■ **Stored data**:
┄┄┄┄┄┄┄┄┄┄┄┄┄┄┄┄┄┄┄┄

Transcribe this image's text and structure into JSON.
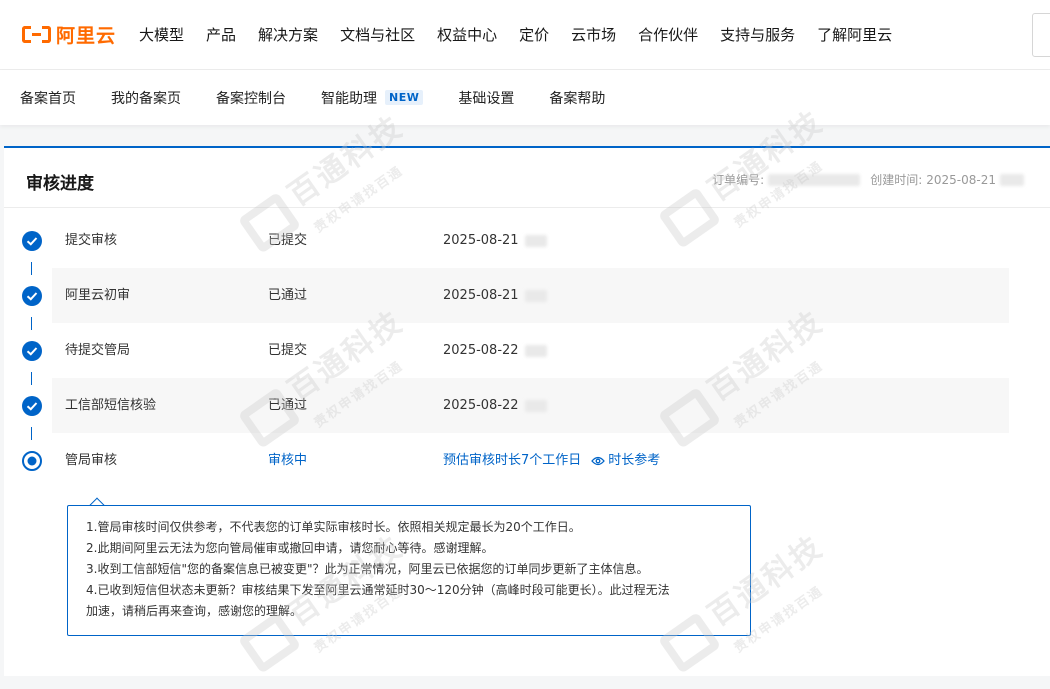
{
  "brand": {
    "logo_text": "阿里云",
    "accent": "#ff6a00"
  },
  "topnav": {
    "items": [
      "大模型",
      "产品",
      "解决方案",
      "文档与社区",
      "权益中心",
      "定价",
      "云市场",
      "合作伙伴",
      "支持与服务",
      "了解阿里云"
    ]
  },
  "subnav": {
    "items": [
      "备案首页",
      "我的备案页",
      "备案控制台",
      "智能助理",
      "基础设置",
      "备案帮助"
    ],
    "new_badge": "NEW"
  },
  "card": {
    "title": "审核进度",
    "order_label": "订单编号:",
    "created_label": "创建时间:",
    "created_date": "2025-08-21"
  },
  "steps": [
    {
      "name": "提交审核",
      "status": "已提交",
      "time": "2025-08-21",
      "done": true
    },
    {
      "name": "阿里云初审",
      "status": "已通过",
      "time": "2025-08-21",
      "done": true
    },
    {
      "name": "待提交管局",
      "status": "已提交",
      "time": "2025-08-22",
      "done": true
    },
    {
      "name": "工信部短信核验",
      "status": "已通过",
      "time": "2025-08-22",
      "done": true
    },
    {
      "name": "管局审核",
      "status": "审核中",
      "time": "预估审核时长7个工作日",
      "done": false,
      "link": "时长参考"
    }
  ],
  "tooltip": {
    "lines": [
      "1.管局审核时间仅供参考，不代表您的订单实际审核时长。依照相关规定最长为20个工作日。",
      "2.此期间阿里云无法为您向管局催审或撤回申请，请您耐心等待。感谢理解。",
      "3.收到工信部短信\"您的备案信息已被变更\"？此为正常情况，阿里云已依据您的订单同步更新了主体信息。",
      "4.已收到短信但状态未更新？审核结果下发至阿里云通常延时30～120分钟（高峰时段可能更长）。此过程无法",
      "加速，请稍后再来查询，感谢您的理解。"
    ]
  },
  "watermark": {
    "big": "百通科技",
    "small": "责权申请找百通"
  },
  "colors": {
    "primary": "#0064c8"
  }
}
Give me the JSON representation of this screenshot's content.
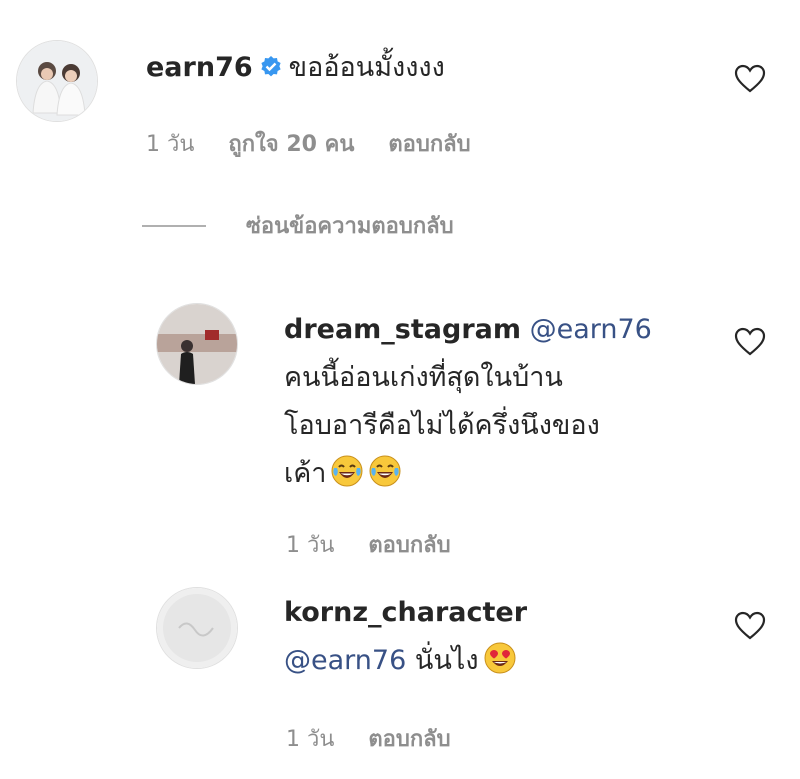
{
  "comments": [
    {
      "username": "earn76",
      "verified": true,
      "text": "ขออ้อนมั้งงงง",
      "time": "1 วัน",
      "likes": "ถูกใจ 20 คน",
      "reply_label": "ตอบกลับ"
    }
  ],
  "hide_replies_label": "ซ่อนข้อความตอบกลับ",
  "replies": [
    {
      "username": "dream_stagram",
      "mention": "@earn76",
      "lines": [
        "คนนี้อ่อนเก่งที่สุดในบ้าน",
        "โอบอารีคือไม่ได้ครึ่งนึงของ",
        "เค้า"
      ],
      "emoji": [
        "tears-of-joy-emoji",
        "tears-of-joy-emoji"
      ],
      "time": "1 วัน",
      "reply_label": "ตอบกลับ"
    },
    {
      "username": "kornz_character",
      "mention": "@earn76",
      "text": "นั่นไง",
      "emoji": [
        "heart-eyes-emoji"
      ],
      "time": "1 วัน",
      "reply_label": "ตอบกลับ"
    }
  ],
  "colors": {
    "text": "#262626",
    "meta": "#8e8e8e",
    "mention": "#385185",
    "verified": "#3897f0"
  }
}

┄┄┄┄┄┄┄┄┄┄┄┄┄┄┄┄┄┄┄┄

■ **Problem to work on**:
Copy the data exactly. Any picture it contains is to be omitted.

■ **Result**:
Transcribe this image's text and structure into JSON.
{
  "brand": {
    "logo_text": "阿里云",
    "accent": "#ff6a00"
  },
  "topnav": {
    "items": [
      "大模型",
      "产品",
      "解决方案",
      "文档与社区",
      "权益中心",
      "定价",
      "云市场",
      "合作伙伴",
      "支持与服务",
      "了解阿里云"
    ]
  },
  "subnav": {
    "items": [
      "备案首页",
      "我的备案页",
      "备案控制台",
      "智能助理",
      "基础设置",
      "备案帮助"
    ],
    "new_badge": "NEW"
  },
  "card": {
    "title": "审核进度",
    "order_label": "订单编号:",
    "created_label": "创建时间:",
    "created_date": "2025-08-21"
  },
  "steps": [
    {
      "name": "提交审核",
      "status": "已提交",
      "time": "2025-08-21",
      "done": true
    },
    {
      "name": "阿里云初审",
      "status": "已通过",
      "time": "2025-08-21",
      "done": true
    },
    {
      "name": "待提交管局",
      "status": "已提交",
      "time": "2025-08-22",
      "done": true
    },
    {
      "name": "工信部短信核验",
      "status": "已通过",
      "time": "2025-08-22",
      "done": true
    },
    {
      "name": "管局审核",
      "status": "审核中",
      "time": "预估审核时长7个工作日",
      "done": false,
      "link": "时长参考"
    }
  ],
  "tooltip": {
    "lines": [
      "1.管局审核时间仅供参考，不代表您的订单实际审核时长。依照相关规定最长为20个工作日。",
      "2.此期间阿里云无法为您向管局催审或撤回申请，请您耐心等待。感谢理解。",
      "3.收到工信部短信\"您的备案信息已被变更\"？此为正常情况，阿里云已依据您的订单同步更新了主体信息。",
      "4.已收到短信但状态未更新？审核结果下发至阿里云通常延时30～120分钟（高峰时段可能更长）。此过程无法",
      "加速，请稍后再来查询，感谢您的理解。"
    ]
  },
  "watermark": {
    "big": "百通科技",
    "small": "责权申请找百通"
  },
  "colors": {
    "primary": "#0064c8"
  }
}
Give me the JSON representation of this screenshot's content.
{
  "comments": [
    {
      "username": "earn76",
      "verified": true,
      "text": "ขออ้อนมั้งงงง",
      "time": "1 วัน",
      "likes": "ถูกใจ 20 คน",
      "reply_label": "ตอบกลับ"
    }
  ],
  "hide_replies_label": "ซ่อนข้อความตอบกลับ",
  "replies": [
    {
      "username": "dream_stagram",
      "mention": "@earn76",
      "lines": [
        "คนนี้อ่อนเก่งที่สุดในบ้าน",
        "โอบอารีคือไม่ได้ครึ่งนึงของ",
        "เค้า"
      ],
      "emoji": [
        "tears-of-joy-emoji",
        "tears-of-joy-emoji"
      ],
      "time": "1 วัน",
      "reply_label": "ตอบกลับ"
    },
    {
      "username": "kornz_character",
      "mention": "@earn76",
      "text": "นั่นไง",
      "emoji": [
        "heart-eyes-emoji"
      ],
      "time": "1 วัน",
      "reply_label": "ตอบกลับ"
    }
  ],
  "colors": {
    "text": "#262626",
    "meta": "#8e8e8e",
    "mention": "#385185",
    "verified": "#3897f0"
  }
}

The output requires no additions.